● **TEXTO PARA ANÁLISE**
———

Essa faixa de areia é cotada para se tornar a primeira orla naturista do Estado de São Paulo --ao contrário de baianos, catarinenses, cariocas, paraibanos e capixabas, os paulistas não têm uma praia do tipo para chamar de sua (no país, só oito estão oficialmente liberadas para o nudismo).
A primeira reunião para a liberação do trecho aconteceu em 2009.
"Foram moradores, prefeitura e funcionários do parque ecológico onde está a praia. Houve acordo de tolerância à nudez", diz Marcelo Pacheco, 40, editor do site Brasil Naturista, o mais visitado do gênero no país.
Marcelo calcula ter ido mais de dez vezes à Brava, sempre nu e acompanhado. "Tenho até fotos do segurança de lá sem roupas conosco!"
A secretária de Cultura e Turismo da São Sebastião, Marianita Bueno, é menos afeita à ideia.
"Só vou me posicionar quando provarem que isso impacta positivamente o turismo. O município não reconhece o naturismo na praia."

———

Entradas armazenadas

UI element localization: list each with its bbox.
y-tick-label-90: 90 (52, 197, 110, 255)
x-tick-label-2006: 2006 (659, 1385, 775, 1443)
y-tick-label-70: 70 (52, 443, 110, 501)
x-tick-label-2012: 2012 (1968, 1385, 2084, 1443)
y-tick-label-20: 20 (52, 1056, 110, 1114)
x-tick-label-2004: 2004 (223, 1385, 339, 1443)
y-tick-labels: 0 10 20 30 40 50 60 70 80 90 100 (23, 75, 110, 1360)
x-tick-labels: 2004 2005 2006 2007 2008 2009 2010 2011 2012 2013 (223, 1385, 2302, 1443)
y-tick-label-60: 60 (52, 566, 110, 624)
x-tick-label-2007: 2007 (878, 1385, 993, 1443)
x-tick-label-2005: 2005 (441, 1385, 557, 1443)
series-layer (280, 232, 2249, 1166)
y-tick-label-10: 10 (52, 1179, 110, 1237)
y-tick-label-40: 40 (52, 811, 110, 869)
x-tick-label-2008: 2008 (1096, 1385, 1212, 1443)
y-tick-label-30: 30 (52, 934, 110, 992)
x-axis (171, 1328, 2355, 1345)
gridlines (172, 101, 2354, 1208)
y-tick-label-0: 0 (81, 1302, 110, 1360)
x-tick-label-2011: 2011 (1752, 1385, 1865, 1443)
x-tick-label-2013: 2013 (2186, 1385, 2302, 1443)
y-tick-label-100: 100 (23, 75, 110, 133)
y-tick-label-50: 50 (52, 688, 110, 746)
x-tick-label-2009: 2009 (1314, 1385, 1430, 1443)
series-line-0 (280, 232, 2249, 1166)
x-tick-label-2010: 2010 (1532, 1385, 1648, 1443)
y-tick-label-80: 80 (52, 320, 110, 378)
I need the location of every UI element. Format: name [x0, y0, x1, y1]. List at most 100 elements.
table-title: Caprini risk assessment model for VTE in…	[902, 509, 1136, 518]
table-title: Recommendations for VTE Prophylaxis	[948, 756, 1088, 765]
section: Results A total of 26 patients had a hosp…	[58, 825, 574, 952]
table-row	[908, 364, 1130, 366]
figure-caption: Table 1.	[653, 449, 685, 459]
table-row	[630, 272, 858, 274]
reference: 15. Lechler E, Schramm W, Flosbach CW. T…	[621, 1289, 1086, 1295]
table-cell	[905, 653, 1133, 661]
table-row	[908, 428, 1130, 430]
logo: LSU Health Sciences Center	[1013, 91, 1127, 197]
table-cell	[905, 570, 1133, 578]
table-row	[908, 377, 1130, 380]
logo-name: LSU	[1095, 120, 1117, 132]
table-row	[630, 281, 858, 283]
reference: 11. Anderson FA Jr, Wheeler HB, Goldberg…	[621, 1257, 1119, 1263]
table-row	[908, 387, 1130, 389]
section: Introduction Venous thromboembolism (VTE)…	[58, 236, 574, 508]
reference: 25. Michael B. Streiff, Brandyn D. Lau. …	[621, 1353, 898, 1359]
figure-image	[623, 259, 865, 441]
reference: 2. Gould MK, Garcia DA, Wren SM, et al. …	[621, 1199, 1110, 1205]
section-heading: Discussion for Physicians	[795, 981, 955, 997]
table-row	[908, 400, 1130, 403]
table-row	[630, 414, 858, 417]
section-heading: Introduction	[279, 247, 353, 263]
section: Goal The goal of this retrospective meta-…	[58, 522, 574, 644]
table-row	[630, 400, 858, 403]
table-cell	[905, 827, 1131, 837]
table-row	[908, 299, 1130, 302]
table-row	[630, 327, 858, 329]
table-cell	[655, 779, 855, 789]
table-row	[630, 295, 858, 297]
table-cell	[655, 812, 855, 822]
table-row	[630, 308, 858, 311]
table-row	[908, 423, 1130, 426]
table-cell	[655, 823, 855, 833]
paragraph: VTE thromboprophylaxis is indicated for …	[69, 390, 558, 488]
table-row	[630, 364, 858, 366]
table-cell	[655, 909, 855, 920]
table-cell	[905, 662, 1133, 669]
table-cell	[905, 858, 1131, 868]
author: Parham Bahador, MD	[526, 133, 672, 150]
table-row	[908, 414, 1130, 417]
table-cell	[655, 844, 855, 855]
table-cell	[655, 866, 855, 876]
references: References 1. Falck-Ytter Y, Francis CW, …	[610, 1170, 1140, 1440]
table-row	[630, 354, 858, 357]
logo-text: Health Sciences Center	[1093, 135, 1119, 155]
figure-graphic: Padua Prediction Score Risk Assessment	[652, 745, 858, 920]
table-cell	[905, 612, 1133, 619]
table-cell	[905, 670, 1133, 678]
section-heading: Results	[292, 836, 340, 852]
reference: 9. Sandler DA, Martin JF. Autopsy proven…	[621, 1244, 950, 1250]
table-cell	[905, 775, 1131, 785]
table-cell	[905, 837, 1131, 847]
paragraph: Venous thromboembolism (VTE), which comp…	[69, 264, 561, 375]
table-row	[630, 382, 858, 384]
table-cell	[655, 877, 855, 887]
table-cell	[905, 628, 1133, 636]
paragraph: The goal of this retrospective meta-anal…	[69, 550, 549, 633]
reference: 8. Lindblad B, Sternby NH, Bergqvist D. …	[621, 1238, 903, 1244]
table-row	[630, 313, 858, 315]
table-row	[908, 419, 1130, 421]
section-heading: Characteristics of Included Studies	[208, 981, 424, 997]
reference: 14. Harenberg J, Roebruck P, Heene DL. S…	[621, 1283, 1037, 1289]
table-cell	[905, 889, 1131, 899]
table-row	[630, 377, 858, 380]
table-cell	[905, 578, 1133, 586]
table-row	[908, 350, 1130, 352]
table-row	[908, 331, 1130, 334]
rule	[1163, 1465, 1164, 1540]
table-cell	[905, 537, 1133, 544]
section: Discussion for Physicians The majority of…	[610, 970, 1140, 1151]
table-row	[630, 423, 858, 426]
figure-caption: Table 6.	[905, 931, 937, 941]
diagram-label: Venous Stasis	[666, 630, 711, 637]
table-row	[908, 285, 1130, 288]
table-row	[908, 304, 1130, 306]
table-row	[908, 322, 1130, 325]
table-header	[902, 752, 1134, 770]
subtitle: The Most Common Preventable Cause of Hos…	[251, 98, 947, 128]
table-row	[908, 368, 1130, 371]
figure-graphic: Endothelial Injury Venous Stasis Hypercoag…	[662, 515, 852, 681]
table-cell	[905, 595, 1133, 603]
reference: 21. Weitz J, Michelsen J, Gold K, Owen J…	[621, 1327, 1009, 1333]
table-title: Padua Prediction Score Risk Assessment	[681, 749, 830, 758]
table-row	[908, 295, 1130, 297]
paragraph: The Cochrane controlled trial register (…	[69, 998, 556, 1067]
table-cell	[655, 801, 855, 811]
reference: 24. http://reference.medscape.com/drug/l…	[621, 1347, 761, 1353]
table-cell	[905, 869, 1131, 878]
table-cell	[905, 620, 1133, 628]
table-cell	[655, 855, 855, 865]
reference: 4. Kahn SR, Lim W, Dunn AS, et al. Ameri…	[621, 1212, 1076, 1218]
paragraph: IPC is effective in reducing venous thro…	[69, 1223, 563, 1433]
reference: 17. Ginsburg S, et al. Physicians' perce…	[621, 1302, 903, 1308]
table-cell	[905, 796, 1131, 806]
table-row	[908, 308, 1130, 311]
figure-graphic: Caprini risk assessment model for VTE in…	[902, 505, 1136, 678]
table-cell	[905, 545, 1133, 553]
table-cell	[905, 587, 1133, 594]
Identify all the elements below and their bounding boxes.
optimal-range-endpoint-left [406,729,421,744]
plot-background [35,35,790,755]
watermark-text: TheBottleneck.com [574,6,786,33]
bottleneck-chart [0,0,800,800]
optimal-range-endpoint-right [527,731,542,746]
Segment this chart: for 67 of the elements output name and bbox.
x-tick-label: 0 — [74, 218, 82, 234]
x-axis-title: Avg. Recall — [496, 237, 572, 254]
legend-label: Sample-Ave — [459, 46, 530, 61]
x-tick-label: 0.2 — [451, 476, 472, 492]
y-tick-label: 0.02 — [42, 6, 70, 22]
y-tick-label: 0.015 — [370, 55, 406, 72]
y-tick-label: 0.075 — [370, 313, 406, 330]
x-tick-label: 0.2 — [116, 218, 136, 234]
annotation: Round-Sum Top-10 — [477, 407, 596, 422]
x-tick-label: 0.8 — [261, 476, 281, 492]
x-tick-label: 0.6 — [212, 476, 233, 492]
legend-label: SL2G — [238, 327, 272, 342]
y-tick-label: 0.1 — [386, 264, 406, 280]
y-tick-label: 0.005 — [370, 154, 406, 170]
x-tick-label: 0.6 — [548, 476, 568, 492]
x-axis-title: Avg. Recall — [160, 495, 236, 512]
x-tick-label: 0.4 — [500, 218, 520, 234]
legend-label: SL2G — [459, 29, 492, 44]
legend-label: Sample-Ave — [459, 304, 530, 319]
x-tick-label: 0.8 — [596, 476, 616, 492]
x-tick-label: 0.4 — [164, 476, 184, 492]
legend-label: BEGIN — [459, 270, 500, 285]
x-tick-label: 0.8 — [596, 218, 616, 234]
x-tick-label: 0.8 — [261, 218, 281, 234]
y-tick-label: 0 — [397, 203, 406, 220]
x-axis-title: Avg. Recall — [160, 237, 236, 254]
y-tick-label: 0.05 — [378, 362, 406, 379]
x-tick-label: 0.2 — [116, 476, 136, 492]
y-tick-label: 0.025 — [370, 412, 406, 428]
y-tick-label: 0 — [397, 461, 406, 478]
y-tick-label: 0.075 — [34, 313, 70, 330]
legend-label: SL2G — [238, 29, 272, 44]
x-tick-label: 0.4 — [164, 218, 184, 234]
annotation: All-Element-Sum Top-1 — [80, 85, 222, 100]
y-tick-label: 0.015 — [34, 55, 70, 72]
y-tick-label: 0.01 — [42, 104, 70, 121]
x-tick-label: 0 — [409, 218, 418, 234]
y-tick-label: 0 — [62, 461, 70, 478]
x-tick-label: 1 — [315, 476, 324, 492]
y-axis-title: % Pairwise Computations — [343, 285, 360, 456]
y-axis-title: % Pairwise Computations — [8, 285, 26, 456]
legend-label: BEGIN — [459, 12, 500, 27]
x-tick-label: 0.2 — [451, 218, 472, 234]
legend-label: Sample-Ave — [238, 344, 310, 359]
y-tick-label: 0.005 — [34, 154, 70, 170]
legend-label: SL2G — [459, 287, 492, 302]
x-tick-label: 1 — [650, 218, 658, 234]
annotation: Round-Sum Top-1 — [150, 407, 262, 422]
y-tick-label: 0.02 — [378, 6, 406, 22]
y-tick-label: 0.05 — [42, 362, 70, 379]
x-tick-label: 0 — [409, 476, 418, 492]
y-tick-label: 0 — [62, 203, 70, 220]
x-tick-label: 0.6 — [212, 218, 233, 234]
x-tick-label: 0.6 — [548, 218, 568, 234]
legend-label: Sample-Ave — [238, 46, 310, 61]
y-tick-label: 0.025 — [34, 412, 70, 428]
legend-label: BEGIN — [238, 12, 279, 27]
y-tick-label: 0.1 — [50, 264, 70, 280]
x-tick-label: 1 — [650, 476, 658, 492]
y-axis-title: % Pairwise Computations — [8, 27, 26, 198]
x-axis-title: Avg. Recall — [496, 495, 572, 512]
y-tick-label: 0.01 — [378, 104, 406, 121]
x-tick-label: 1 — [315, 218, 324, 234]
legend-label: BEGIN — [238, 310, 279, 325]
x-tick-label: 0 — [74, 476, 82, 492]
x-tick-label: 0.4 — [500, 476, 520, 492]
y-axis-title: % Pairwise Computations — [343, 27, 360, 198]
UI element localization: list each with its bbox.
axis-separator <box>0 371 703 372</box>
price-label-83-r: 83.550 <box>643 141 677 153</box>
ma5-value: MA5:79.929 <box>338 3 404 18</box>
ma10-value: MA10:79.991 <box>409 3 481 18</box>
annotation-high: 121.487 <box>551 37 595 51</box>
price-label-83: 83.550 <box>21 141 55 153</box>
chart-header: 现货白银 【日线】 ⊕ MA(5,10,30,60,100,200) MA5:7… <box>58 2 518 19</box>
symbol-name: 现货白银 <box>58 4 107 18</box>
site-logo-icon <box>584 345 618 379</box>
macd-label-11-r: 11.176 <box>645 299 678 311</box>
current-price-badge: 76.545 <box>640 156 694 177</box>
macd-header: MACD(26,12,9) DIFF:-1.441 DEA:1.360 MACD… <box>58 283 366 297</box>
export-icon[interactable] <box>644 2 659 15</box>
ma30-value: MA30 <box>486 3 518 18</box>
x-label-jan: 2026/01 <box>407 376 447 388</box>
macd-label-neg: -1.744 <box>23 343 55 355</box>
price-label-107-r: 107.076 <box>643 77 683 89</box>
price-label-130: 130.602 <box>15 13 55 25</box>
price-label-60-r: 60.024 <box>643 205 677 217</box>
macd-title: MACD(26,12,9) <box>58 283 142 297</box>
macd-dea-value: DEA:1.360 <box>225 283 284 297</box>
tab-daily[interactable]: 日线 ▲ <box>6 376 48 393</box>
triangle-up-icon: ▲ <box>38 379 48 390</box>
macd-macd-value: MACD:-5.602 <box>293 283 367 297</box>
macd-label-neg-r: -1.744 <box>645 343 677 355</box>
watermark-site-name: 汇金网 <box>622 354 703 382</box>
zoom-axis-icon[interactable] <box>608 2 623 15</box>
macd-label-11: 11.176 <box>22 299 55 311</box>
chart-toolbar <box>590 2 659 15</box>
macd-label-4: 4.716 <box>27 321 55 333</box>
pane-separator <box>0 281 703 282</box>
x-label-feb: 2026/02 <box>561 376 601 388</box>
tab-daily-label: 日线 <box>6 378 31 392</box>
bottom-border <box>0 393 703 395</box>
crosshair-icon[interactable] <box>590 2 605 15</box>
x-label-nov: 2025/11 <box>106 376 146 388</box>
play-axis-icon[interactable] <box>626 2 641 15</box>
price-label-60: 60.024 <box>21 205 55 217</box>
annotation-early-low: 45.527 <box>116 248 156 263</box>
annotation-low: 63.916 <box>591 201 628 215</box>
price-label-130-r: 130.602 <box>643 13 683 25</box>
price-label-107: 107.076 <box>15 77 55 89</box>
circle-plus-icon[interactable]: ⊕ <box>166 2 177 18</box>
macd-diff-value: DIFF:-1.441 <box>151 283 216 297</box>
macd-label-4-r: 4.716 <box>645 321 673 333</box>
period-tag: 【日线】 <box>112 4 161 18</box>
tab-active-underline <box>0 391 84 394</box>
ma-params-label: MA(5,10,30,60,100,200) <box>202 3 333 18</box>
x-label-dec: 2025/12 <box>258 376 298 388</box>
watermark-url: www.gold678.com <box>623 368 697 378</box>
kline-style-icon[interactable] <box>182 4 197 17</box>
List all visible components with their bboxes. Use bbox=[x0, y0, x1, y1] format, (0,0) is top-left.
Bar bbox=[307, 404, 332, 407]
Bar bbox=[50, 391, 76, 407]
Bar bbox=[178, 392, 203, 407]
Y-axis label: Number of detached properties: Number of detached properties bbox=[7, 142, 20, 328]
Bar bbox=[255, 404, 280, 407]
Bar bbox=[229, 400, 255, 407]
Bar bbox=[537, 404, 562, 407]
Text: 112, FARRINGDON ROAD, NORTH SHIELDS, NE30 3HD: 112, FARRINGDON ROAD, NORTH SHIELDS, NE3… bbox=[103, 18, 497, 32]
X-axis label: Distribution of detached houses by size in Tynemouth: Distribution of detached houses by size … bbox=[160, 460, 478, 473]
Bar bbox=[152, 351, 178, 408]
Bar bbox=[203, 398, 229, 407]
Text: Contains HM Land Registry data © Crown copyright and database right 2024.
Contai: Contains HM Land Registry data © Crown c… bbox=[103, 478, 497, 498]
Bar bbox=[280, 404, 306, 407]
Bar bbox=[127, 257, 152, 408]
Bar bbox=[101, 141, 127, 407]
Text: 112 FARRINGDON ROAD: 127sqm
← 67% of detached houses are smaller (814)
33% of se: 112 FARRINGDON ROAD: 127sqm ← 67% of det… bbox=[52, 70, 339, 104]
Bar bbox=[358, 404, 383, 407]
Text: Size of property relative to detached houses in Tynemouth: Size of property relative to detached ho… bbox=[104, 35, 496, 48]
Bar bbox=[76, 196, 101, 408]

———

● **ENUNCIADO DA TAREFA**
Reescreva o trecho do texto sobre a praia naturista que vai de "A primeira reunião" até "afeita à ideia.", inclusive, trocando "parque ecológico" por "parque estadual".

● **RESPOSTA DA TAREFA**
A primeira reunião para a liberação do trecho aconteceu em 2009.
"Foram moradores, prefeitura e funcionários do parque estadual onde está a praia. Houve acordo de tolerância à nudez", diz Marcelo Pacheco, 40, editor do site Brasil Naturista, o mais visitado do gênero no país.
Marcelo calcula ter ido mais de dez vezes à Brava, sempre nu e acompanhado. "Tenho até fotos do segurança de lá sem roupas conosco!"
A secretária de Cultura e Turismo da São Sebastião, Marianita Bueno, é menos afeita à ideia.